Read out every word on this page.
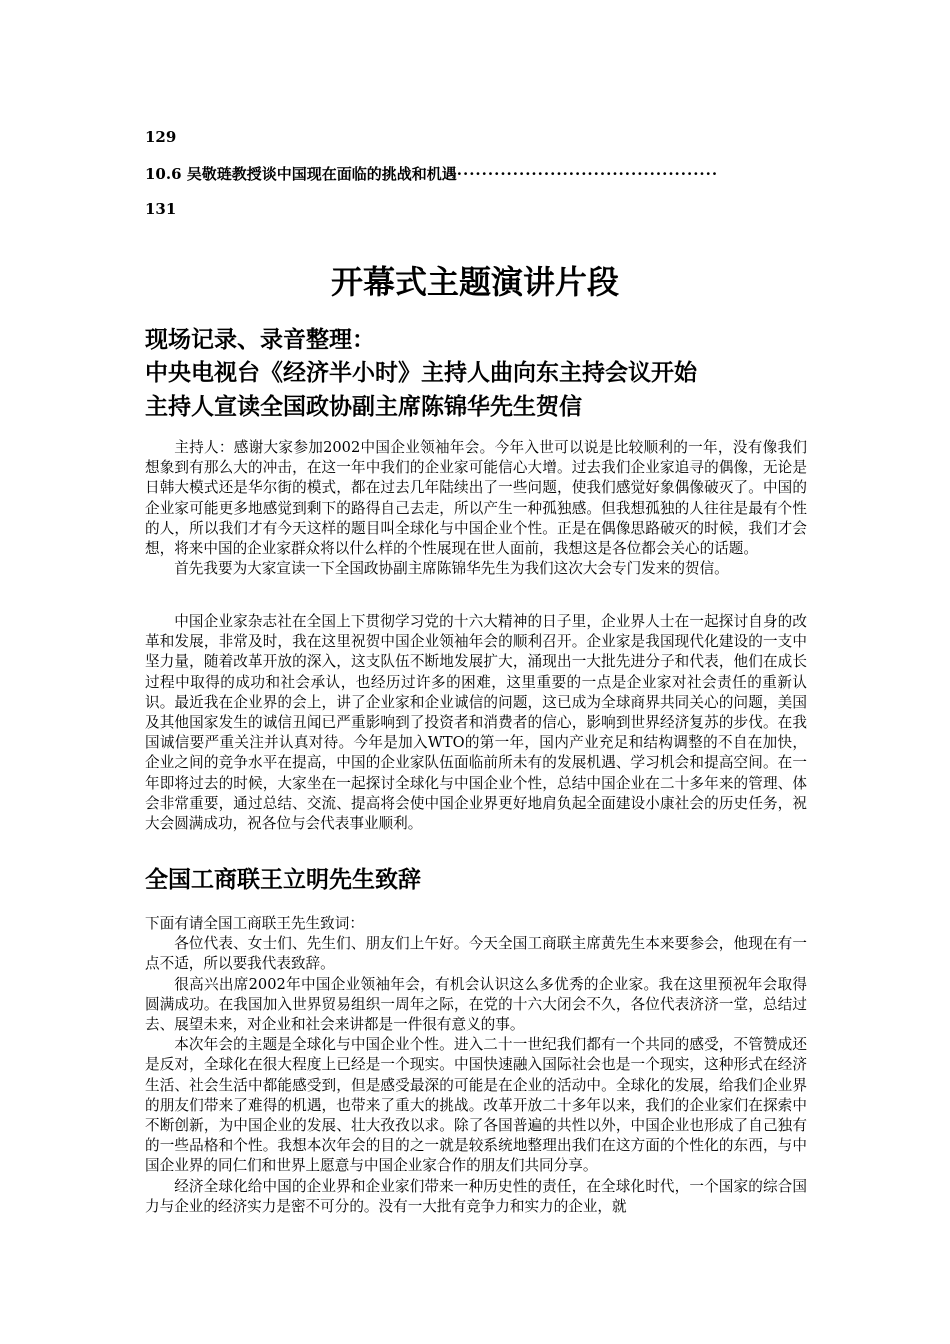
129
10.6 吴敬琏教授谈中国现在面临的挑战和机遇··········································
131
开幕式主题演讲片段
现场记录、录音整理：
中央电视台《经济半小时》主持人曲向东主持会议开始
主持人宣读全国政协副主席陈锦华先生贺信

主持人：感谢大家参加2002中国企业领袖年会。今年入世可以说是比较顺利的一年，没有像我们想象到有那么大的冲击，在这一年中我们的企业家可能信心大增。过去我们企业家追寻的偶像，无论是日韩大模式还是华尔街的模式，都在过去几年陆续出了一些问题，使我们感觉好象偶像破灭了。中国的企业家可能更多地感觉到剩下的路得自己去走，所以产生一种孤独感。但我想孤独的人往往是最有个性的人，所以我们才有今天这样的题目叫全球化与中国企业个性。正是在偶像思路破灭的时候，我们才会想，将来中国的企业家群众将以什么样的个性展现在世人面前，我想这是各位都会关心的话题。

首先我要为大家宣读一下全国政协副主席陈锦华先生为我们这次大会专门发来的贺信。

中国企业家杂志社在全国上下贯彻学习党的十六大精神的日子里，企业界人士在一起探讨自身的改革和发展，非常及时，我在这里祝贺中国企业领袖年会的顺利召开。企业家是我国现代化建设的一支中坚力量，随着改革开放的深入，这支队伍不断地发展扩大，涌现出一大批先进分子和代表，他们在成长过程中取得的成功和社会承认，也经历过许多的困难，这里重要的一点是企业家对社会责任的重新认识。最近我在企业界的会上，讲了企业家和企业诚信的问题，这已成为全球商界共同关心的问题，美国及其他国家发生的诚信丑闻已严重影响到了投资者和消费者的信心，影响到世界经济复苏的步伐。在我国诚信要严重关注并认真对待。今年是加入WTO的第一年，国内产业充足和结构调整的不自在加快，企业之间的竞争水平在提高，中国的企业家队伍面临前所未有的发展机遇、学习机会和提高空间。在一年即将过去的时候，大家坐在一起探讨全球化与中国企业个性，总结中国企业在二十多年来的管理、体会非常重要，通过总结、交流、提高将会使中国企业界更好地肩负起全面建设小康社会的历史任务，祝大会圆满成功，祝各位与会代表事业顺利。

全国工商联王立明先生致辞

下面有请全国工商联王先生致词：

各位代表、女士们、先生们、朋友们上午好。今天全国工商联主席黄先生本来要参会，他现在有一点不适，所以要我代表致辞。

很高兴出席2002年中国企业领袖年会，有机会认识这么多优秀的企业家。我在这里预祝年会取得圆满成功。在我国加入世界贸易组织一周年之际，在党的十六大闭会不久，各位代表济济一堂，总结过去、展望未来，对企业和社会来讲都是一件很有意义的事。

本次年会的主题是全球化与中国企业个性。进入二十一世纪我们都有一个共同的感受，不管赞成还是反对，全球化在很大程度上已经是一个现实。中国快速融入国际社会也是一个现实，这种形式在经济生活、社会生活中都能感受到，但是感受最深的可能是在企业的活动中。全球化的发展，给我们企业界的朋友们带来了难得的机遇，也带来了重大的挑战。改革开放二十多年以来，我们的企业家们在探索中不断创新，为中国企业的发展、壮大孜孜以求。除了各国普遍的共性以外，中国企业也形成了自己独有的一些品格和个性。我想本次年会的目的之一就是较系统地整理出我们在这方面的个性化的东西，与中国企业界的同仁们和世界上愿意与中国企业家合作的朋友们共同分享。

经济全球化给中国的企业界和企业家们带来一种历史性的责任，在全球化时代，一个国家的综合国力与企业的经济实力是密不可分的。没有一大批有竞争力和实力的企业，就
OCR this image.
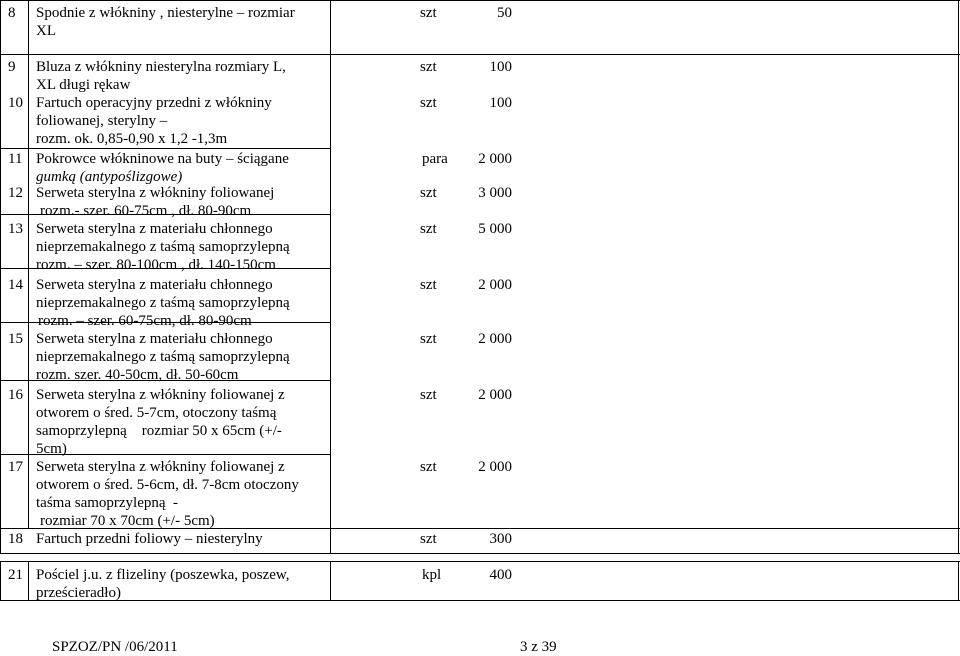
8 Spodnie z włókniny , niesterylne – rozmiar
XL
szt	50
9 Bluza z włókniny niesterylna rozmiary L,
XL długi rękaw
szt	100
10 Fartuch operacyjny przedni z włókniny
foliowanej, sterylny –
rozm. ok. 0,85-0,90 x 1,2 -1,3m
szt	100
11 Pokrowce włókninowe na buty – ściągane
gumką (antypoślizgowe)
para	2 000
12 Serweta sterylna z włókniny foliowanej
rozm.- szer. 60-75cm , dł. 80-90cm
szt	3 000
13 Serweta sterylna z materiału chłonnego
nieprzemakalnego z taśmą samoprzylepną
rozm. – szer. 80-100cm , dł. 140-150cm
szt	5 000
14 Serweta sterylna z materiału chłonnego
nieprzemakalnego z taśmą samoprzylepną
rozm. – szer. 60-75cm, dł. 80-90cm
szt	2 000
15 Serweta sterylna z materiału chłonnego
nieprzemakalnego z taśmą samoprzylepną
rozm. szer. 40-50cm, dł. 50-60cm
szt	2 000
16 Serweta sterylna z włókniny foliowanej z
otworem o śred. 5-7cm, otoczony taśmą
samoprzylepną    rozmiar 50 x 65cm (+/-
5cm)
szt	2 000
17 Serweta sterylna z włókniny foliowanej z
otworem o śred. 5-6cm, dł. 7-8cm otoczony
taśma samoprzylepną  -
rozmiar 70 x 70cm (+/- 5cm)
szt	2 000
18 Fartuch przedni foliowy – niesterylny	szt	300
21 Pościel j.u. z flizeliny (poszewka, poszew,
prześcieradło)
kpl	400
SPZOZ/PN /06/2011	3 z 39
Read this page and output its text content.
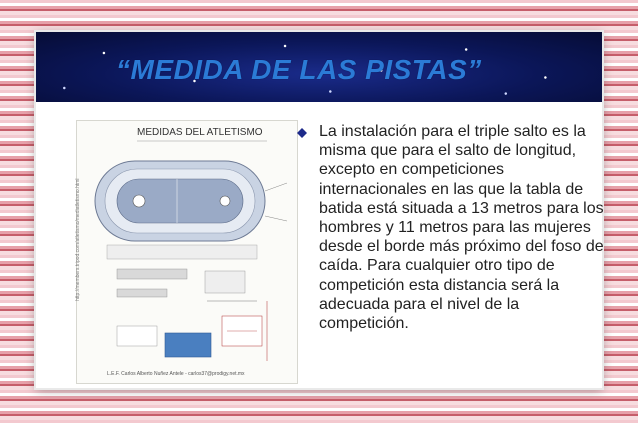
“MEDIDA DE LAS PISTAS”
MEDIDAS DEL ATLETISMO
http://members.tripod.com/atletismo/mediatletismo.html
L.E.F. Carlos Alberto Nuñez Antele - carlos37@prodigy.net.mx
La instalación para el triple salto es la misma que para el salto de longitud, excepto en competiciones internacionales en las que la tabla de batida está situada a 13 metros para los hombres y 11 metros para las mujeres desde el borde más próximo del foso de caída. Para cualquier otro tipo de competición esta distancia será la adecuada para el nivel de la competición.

####################

== To do ==
From the records given above, copy all lines containing "page".

== Output for this task ==
Read out every word on this page.
Read this page and output its text content.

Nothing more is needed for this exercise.